--- Begin ---

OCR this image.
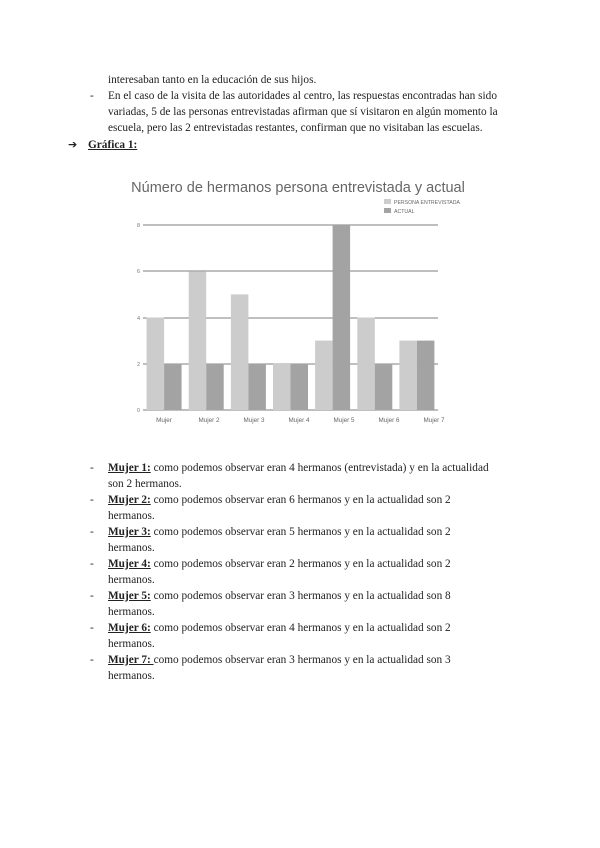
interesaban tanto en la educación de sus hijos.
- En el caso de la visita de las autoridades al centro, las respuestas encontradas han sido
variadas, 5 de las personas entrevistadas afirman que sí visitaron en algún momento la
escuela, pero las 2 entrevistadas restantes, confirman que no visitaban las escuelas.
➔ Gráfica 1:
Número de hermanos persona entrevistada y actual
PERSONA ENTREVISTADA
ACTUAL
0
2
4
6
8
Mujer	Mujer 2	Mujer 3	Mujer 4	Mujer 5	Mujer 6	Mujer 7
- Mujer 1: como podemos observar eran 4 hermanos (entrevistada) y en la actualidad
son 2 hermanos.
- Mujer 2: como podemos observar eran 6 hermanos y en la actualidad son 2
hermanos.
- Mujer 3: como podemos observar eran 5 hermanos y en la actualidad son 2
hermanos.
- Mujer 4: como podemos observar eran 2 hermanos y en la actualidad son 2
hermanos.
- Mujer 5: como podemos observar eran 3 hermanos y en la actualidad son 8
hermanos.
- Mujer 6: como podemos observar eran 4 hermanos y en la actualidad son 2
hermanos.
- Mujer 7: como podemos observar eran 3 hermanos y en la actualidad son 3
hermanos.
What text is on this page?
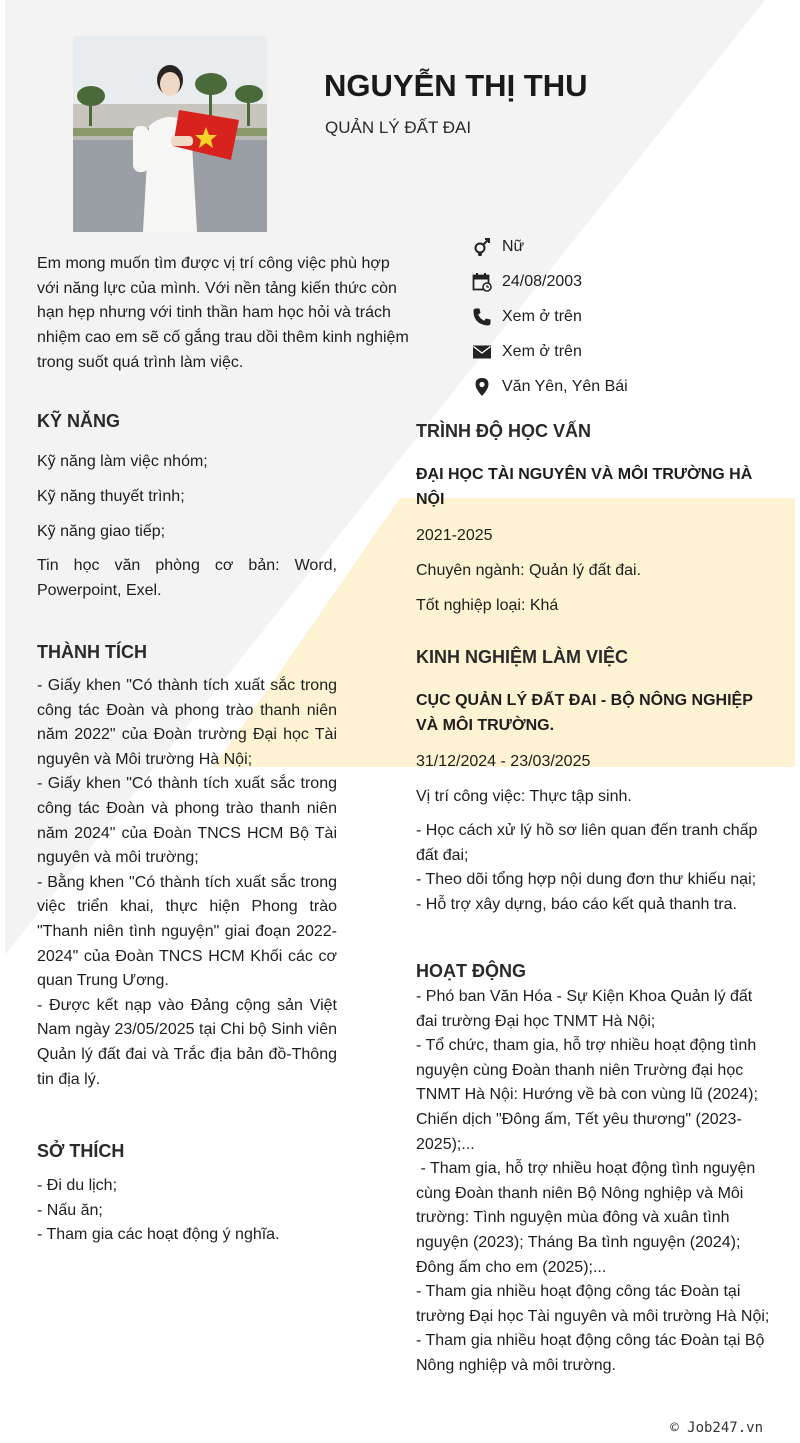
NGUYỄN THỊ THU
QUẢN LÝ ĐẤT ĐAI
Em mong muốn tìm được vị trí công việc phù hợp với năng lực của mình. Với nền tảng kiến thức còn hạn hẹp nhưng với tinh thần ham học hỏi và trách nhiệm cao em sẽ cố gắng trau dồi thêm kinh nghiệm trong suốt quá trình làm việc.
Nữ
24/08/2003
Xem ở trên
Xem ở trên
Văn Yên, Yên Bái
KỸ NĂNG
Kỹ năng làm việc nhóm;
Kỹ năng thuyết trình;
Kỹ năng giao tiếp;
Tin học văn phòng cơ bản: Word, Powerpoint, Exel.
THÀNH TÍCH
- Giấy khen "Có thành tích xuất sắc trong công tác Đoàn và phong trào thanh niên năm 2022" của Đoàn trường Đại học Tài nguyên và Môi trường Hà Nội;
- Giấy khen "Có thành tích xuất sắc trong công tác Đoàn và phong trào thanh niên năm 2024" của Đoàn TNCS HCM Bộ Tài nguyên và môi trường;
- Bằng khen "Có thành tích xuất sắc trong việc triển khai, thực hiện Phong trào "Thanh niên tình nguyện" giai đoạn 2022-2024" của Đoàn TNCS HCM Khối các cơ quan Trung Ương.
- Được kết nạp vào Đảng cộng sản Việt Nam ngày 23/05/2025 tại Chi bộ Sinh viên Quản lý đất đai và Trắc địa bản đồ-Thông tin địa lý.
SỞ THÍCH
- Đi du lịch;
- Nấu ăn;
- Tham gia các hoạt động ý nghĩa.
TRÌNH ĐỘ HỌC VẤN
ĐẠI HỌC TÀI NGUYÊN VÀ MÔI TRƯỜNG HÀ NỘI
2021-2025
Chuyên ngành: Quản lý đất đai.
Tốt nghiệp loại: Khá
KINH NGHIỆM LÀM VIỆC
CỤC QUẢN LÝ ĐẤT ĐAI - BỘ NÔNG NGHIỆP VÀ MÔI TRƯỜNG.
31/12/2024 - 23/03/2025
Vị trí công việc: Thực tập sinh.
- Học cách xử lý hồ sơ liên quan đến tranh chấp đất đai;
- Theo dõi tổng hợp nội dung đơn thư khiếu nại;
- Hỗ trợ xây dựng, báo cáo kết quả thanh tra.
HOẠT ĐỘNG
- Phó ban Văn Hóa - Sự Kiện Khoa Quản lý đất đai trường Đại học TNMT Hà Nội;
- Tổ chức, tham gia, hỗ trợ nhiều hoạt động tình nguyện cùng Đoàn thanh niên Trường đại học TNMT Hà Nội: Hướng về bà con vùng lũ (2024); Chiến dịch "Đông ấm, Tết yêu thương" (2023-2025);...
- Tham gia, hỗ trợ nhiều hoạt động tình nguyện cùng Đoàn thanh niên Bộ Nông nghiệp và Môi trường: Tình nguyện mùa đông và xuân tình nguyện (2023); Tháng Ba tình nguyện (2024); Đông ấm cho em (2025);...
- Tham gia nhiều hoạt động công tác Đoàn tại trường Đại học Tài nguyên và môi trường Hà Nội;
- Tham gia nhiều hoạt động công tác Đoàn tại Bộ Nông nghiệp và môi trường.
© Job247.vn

--- End ---

## What to produce
Write out the whole listing exactly, and drop the pictures.

## Answer in full
OCR this image.
interesaban tanto en la educación de sus hijos.
- En el caso de la visita de las autoridades al centro, las respuestas encontradas han sido
variadas, 5 de las personas entrevistadas afirman que sí visitaron en algún momento la
escuela, pero las 2 entrevistadas restantes, confirman que no visitaban las escuelas.
➔ Gráfica 1:
Número de hermanos persona entrevistada y actual
PERSONA ENTREVISTADA
ACTUAL
0
2
4
6
8
Mujer	Mujer 2	Mujer 3	Mujer 4	Mujer 5	Mujer 6	Mujer 7
- Mujer 1: como podemos observar eran 4 hermanos (entrevistada) y en la actualidad
son 2 hermanos.
- Mujer 2: como podemos observar eran 6 hermanos y en la actualidad son 2
hermanos.
- Mujer 3: como podemos observar eran 5 hermanos y en la actualidad son 2
hermanos.
- Mujer 4: como podemos observar eran 2 hermanos y en la actualidad son 2
hermanos.
- Mujer 5: como podemos observar eran 3 hermanos y en la actualidad son 8
hermanos.
- Mujer 6: como podemos observar eran 4 hermanos y en la actualidad son 2
hermanos.
- Mujer 7: como podemos observar eran 3 hermanos y en la actualidad son 3
hermanos.
What text is on this page?
NGUYỄN THỊ THU
QUẢN LÝ ĐẤT ĐAI
Em mong muốn tìm được vị trí công việc phù hợp với năng lực của mình. Với nền tảng kiến thức còn hạn hẹp nhưng với tinh thần ham học hỏi và trách nhiệm cao em sẽ cố gắng trau dồi thêm kinh nghiệm trong suốt quá trình làm việc.
Nữ
24/08/2003
Xem ở trên
Xem ở trên
Văn Yên, Yên Bái
KỸ NĂNG
Kỹ năng làm việc nhóm;
Kỹ năng thuyết trình;
Kỹ năng giao tiếp;
Tin học văn phòng cơ bản: Word, Powerpoint, Exel.
THÀNH TÍCH
- Giấy khen "Có thành tích xuất sắc trong công tác Đoàn và phong trào thanh niên năm 2022" của Đoàn trường Đại học Tài nguyên và Môi trường Hà Nội;
- Giấy khen "Có thành tích xuất sắc trong công tác Đoàn và phong trào thanh niên năm 2024" của Đoàn TNCS HCM Bộ Tài nguyên và môi trường;
- Bằng khen "Có thành tích xuất sắc trong việc triển khai, thực hiện Phong trào "Thanh niên tình nguyện" giai đoạn 2022-2024" của Đoàn TNCS HCM Khối các cơ quan Trung Ương.
- Được kết nạp vào Đảng cộng sản Việt Nam ngày 23/05/2025 tại Chi bộ Sinh viên Quản lý đất đai và Trắc địa bản đồ-Thông tin địa lý.
SỞ THÍCH
- Đi du lịch;
- Nấu ăn;
- Tham gia các hoạt động ý nghĩa.
TRÌNH ĐỘ HỌC VẤN
ĐẠI HỌC TÀI NGUYÊN VÀ MÔI TRƯỜNG HÀ NỘI
2021-2025
Chuyên ngành: Quản lý đất đai.
Tốt nghiệp loại: Khá
KINH NGHIỆM LÀM VIỆC
CỤC QUẢN LÝ ĐẤT ĐAI - BỘ NÔNG NGHIỆP VÀ MÔI TRƯỜNG.
31/12/2024 - 23/03/2025
Vị trí công việc: Thực tập sinh.
- Học cách xử lý hồ sơ liên quan đến tranh chấp đất đai;
- Theo dõi tổng hợp nội dung đơn thư khiếu nại;
- Hỗ trợ xây dựng, báo cáo kết quả thanh tra.
HOẠT ĐỘNG
- Phó ban Văn Hóa - Sự Kiện Khoa Quản lý đất đai trường Đại học TNMT Hà Nội;
- Tổ chức, tham gia, hỗ trợ nhiều hoạt động tình nguyện cùng Đoàn thanh niên Trường đại học TNMT Hà Nội: Hướng về bà con vùng lũ (2024); Chiến dịch "Đông ấm, Tết yêu thương" (2023-2025);...
- Tham gia, hỗ trợ nhiều hoạt động tình nguyện cùng Đoàn thanh niên Bộ Nông nghiệp và Môi trường: Tình nguyện mùa đông và xuân tình nguyện (2023); Tháng Ba tình nguyện (2024); Đông ấm cho em (2025);...
- Tham gia nhiều hoạt động công tác Đoàn tại trường Đại học Tài nguyên và môi trường Hà Nội;
- Tham gia nhiều hoạt động công tác Đoàn tại Bộ Nông nghiệp và môi trường.
© Job247.vn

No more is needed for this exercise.